For this exercise, repeat all of the material verbatim apart from its images.
--- BEGIN ---
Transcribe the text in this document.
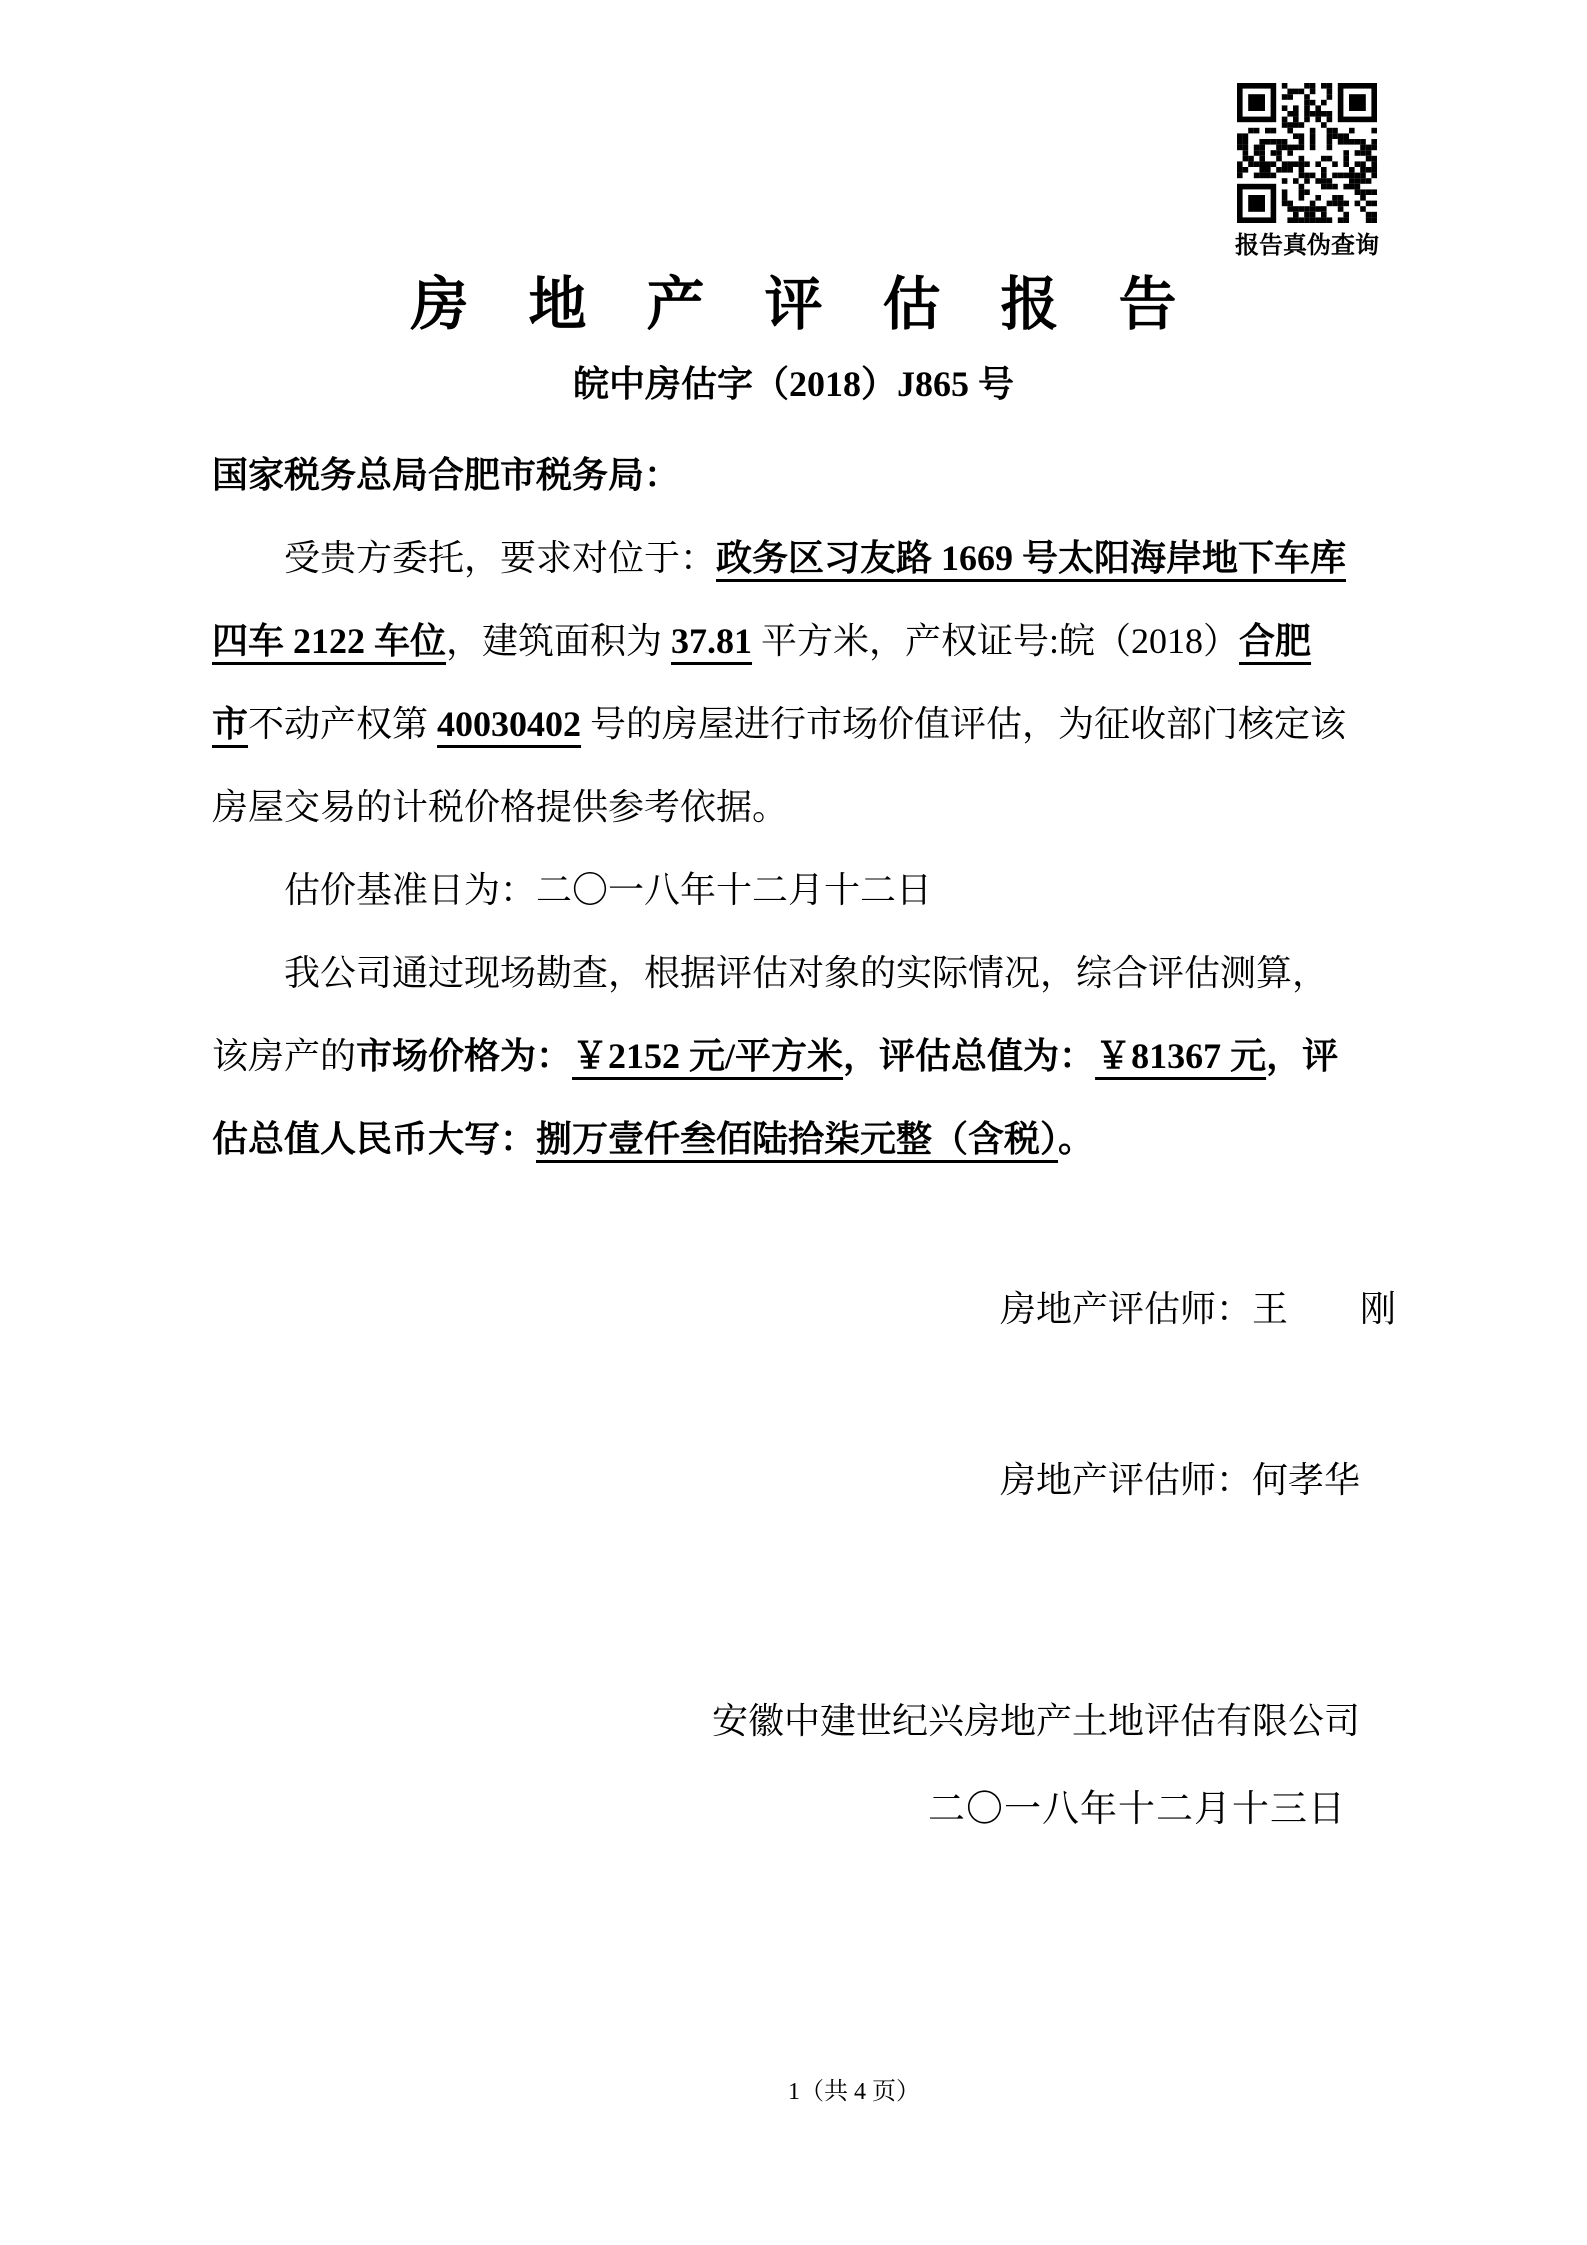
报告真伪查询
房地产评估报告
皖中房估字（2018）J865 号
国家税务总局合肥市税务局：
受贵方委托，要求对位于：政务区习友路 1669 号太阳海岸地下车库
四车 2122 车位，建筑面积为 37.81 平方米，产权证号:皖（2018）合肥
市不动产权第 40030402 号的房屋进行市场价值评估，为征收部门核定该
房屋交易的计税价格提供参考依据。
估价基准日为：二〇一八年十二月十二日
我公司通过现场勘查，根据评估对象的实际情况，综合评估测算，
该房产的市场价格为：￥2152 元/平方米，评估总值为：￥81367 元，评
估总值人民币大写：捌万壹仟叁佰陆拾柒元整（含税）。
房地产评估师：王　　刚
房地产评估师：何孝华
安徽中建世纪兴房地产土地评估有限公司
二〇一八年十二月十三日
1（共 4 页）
--- END ---
_Result below_:
Transcribe the text in this document.
报告真伪查询
房地产评估报告
皖中房估字（2018）J865 号
国家税务总局合肥市税务局：
受贵方委托，要求对位于：政务区习友路 1669 号太阳海岸地下车库
四车 2122 车位，建筑面积为 37.81 平方米，产权证号:皖（2018）合肥
市不动产权第 40030402 号的房屋进行市场价值评估，为征收部门核定该
房屋交易的计税价格提供参考依据。
估价基准日为：二〇一八年十二月十二日
我公司通过现场勘查，根据评估对象的实际情况，综合评估测算，
该房产的市场价格为：￥2152 元/平方米，评估总值为：￥81367 元，评
估总值人民币大写：捌万壹仟叁佰陆拾柒元整（含税）。
房地产评估师：王　　刚
房地产评估师：何孝华
安徽中建世纪兴房地产土地评估有限公司
二〇一八年十二月十三日
1（共 4 页）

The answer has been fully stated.